Information given
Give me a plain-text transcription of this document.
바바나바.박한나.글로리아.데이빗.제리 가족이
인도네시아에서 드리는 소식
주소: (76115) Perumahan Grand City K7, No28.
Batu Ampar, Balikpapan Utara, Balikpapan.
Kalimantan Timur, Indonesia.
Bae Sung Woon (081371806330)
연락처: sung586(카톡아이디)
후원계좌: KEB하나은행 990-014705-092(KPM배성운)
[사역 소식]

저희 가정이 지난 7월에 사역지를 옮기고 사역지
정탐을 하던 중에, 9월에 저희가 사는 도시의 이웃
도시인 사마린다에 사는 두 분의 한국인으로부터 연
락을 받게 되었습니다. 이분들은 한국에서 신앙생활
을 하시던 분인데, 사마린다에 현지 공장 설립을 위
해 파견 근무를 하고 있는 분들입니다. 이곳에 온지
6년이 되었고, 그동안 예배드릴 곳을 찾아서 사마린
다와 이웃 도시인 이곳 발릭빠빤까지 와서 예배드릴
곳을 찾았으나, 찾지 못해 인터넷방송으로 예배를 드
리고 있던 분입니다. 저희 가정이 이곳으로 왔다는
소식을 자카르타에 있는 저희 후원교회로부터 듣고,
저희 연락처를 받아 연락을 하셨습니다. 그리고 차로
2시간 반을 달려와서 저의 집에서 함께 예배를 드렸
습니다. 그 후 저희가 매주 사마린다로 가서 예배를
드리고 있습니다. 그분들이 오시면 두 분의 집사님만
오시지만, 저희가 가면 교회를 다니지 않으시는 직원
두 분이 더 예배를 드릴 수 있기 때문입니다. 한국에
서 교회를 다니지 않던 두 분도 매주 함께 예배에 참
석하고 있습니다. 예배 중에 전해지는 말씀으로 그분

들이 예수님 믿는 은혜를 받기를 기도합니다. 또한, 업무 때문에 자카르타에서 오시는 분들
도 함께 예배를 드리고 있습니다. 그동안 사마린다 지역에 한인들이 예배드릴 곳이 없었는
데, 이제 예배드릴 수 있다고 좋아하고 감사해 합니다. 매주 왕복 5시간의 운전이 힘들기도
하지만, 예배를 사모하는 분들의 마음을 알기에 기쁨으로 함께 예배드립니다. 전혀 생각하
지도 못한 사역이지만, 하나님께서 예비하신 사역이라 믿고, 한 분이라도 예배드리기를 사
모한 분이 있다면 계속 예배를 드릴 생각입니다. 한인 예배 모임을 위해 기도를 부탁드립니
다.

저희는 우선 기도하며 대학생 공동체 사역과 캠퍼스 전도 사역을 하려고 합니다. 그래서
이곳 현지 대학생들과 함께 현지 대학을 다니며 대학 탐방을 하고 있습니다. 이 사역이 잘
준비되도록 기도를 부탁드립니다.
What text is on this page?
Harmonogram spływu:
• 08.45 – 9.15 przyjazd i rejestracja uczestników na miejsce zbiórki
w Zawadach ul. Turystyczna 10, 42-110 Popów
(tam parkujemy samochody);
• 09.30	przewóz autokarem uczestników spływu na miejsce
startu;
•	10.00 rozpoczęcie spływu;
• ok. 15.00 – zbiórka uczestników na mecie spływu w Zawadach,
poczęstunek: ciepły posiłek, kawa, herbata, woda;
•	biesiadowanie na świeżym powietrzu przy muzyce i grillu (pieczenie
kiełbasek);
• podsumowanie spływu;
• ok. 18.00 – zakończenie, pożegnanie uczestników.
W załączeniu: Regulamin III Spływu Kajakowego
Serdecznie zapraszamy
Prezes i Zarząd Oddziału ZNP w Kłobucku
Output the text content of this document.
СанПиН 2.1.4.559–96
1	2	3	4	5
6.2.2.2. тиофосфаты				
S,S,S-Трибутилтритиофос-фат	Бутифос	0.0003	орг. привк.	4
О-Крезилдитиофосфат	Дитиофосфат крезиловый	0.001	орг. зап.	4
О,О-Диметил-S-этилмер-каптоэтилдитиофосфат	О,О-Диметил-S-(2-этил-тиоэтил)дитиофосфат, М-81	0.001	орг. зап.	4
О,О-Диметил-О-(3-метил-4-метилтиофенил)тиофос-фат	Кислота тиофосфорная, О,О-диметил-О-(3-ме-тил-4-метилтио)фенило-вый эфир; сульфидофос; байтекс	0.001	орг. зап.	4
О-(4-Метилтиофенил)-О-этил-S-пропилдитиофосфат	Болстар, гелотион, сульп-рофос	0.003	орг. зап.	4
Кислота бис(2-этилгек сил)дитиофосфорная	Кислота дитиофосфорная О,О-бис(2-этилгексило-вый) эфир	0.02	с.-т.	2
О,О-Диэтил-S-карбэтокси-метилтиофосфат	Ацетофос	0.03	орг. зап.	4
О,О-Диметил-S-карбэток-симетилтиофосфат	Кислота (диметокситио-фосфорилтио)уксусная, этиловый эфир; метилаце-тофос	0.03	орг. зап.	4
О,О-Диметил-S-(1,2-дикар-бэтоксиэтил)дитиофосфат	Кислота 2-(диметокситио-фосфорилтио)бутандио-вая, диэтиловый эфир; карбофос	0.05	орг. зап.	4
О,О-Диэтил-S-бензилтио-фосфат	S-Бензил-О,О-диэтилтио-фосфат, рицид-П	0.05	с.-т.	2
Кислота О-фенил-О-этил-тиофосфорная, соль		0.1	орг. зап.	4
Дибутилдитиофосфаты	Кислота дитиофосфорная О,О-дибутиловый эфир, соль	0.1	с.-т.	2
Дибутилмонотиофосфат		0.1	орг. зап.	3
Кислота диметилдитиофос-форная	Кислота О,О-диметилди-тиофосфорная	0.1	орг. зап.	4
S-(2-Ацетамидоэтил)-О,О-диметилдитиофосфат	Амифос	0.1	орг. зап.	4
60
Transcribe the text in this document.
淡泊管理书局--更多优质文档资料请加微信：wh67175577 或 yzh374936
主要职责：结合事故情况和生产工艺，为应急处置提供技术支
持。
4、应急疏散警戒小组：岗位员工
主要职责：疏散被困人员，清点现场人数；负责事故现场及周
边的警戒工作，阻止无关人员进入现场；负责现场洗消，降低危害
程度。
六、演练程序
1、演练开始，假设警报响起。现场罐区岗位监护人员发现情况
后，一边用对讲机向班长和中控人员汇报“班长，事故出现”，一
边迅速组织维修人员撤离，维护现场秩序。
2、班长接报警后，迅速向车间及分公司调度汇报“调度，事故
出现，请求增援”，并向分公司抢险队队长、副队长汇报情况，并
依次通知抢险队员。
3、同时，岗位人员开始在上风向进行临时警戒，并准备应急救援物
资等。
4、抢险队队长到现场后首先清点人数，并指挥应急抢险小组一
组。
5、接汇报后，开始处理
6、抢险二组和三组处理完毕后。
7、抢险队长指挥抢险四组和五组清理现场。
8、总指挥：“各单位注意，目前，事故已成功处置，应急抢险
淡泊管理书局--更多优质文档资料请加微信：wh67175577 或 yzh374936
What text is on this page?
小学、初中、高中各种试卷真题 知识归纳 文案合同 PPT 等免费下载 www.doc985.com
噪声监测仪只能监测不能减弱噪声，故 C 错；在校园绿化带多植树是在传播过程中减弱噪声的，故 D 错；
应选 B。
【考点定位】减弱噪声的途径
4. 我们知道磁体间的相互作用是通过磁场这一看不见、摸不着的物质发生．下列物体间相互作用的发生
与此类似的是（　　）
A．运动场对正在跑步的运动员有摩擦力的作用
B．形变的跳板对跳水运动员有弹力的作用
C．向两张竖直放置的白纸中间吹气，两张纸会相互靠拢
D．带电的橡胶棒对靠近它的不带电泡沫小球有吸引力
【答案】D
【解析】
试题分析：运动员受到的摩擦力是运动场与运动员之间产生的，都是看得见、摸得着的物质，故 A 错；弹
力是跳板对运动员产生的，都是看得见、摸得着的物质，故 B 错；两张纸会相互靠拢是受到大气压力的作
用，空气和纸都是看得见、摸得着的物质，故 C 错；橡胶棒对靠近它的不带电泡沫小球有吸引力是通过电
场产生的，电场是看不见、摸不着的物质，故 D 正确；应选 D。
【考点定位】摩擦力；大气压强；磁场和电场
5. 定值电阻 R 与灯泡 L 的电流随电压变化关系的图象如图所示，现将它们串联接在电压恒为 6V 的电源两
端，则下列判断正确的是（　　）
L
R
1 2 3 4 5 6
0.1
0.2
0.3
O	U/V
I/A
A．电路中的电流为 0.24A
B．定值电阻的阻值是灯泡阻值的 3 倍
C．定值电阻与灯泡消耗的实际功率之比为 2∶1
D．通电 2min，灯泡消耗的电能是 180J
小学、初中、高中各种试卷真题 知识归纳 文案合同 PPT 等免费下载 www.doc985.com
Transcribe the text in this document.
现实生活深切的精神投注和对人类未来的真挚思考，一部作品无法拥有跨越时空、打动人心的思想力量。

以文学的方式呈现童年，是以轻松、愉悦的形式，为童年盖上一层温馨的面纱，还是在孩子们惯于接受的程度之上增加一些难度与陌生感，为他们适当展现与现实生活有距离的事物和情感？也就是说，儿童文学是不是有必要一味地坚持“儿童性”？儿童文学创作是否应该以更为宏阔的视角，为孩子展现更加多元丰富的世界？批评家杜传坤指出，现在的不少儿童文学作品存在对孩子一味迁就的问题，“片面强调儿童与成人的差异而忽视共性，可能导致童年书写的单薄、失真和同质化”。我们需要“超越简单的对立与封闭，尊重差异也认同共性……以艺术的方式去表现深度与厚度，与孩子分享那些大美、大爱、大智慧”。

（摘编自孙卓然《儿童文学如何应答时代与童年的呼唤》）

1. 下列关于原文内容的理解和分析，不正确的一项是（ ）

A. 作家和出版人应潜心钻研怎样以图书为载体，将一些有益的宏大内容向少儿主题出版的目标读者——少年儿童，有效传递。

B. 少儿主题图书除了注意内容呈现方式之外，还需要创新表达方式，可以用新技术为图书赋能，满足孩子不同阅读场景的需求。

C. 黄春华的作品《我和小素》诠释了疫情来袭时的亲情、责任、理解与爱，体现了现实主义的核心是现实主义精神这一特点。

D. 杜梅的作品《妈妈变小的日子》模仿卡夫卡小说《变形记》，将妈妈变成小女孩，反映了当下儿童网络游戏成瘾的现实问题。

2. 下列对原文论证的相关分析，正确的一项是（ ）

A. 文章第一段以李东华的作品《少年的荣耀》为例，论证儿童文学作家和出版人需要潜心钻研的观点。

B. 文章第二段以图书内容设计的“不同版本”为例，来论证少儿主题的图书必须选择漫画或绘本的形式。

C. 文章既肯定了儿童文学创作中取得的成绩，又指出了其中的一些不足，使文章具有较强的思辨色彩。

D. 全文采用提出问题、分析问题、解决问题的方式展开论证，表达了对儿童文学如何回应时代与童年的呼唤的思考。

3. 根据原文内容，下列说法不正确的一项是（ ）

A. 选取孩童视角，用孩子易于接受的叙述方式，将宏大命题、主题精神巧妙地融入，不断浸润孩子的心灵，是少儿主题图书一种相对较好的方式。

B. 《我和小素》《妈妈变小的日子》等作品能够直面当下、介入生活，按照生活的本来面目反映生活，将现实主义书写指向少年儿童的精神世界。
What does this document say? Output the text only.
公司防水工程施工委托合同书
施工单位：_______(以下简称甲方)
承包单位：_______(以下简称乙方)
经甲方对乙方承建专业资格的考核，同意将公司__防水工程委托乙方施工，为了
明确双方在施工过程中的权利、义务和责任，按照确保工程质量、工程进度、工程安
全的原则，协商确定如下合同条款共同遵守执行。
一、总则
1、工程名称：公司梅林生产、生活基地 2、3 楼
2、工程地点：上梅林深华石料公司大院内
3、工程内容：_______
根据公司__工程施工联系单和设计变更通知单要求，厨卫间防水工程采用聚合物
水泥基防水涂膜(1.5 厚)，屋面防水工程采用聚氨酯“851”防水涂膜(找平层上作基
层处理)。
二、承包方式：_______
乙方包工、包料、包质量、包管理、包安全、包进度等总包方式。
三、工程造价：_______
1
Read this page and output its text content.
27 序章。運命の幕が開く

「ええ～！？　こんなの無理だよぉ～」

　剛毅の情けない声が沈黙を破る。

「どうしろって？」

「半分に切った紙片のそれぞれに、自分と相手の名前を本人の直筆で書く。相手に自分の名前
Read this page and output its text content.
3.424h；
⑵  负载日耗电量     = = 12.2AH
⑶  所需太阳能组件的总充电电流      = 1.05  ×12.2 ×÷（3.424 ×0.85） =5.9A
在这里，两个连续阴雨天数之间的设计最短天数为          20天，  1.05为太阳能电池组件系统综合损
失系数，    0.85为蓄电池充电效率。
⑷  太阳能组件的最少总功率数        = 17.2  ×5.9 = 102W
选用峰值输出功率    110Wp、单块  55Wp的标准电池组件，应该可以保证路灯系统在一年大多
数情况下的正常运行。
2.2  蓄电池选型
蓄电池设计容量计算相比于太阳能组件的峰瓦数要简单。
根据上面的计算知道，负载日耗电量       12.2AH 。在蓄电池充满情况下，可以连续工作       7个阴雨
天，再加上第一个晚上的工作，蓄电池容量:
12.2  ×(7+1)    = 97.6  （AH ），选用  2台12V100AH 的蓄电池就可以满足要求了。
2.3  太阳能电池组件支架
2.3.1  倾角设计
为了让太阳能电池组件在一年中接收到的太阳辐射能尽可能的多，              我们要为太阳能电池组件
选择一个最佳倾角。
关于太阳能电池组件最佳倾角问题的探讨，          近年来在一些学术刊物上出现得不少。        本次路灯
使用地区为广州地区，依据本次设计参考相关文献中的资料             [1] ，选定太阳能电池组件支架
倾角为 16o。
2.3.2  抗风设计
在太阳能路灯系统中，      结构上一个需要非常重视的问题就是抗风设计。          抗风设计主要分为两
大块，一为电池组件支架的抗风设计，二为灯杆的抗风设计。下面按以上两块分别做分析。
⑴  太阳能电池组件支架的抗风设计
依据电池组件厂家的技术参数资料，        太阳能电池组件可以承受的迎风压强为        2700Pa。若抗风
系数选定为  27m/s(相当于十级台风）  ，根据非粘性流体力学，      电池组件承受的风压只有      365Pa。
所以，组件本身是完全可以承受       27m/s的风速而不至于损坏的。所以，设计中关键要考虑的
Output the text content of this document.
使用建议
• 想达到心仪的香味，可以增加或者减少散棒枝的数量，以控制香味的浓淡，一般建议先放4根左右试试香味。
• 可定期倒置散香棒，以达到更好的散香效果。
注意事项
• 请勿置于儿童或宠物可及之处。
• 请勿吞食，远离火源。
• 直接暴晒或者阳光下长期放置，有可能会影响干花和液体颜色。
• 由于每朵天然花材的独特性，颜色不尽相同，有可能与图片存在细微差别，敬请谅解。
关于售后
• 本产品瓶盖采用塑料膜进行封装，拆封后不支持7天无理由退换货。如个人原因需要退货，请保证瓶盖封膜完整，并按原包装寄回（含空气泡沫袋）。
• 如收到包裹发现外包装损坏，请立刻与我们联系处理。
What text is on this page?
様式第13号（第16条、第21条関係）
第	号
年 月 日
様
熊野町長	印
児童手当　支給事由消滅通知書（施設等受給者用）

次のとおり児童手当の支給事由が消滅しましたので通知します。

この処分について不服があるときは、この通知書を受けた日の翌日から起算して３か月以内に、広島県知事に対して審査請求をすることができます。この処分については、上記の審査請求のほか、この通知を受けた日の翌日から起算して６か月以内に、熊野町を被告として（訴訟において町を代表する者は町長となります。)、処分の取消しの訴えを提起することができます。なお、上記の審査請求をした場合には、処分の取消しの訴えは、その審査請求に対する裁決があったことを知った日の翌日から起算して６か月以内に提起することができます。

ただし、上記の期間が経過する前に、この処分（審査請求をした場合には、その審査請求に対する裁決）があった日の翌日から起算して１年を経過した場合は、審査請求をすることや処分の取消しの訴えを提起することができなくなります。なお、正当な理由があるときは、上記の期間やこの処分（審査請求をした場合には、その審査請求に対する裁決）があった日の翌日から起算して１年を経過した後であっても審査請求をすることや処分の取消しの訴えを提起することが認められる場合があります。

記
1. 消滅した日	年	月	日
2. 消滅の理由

What you should do
Of the lines in the data, how many hold the string "miejsce"? State the number, nothing else.

Correct output
2